Identify the lines containing the word "εποχή". Copy each one.

◆ ◆ ◆

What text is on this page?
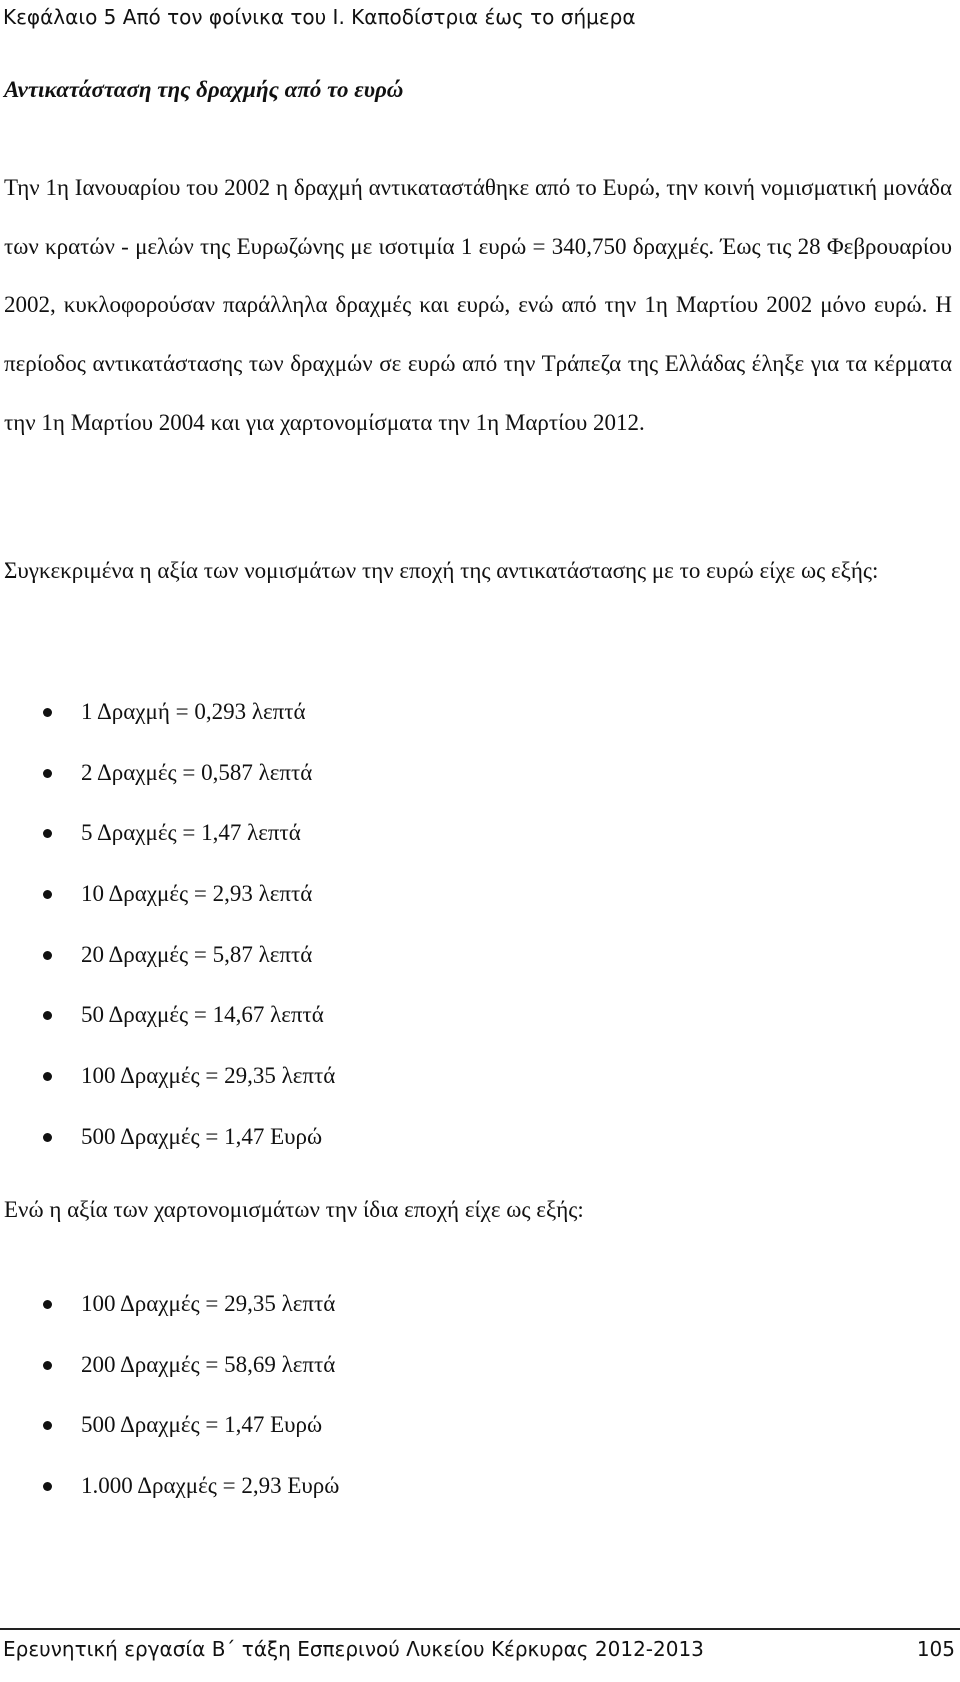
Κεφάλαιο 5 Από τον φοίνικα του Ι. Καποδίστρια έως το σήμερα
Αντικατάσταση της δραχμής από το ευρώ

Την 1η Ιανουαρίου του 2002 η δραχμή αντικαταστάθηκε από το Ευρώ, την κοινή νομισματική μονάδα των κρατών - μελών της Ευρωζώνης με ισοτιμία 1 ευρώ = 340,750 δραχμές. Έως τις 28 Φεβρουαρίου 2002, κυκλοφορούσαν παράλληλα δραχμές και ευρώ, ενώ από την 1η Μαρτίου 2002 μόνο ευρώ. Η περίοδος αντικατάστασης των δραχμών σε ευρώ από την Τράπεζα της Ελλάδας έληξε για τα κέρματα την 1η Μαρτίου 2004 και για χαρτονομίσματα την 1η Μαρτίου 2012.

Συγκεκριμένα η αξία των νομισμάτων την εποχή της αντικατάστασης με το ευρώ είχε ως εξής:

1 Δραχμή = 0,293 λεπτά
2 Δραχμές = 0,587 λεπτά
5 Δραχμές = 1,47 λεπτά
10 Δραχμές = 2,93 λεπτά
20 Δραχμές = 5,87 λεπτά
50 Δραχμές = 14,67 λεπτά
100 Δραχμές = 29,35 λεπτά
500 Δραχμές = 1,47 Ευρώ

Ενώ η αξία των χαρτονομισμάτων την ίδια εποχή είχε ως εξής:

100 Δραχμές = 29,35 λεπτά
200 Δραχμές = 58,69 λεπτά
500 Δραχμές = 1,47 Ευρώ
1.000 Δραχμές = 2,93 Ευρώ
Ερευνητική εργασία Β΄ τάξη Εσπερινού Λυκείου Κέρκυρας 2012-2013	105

◆ ◆ ◆

- COMPLETED EXERCISE
Συγκεκριμένα η αξία των νομισμάτων την εποχή της αντικατάστασης με το ευρώ είχε ως εξής:
Ενώ η αξία των χαρτονομισμάτων την ίδια εποχή είχε ως εξής:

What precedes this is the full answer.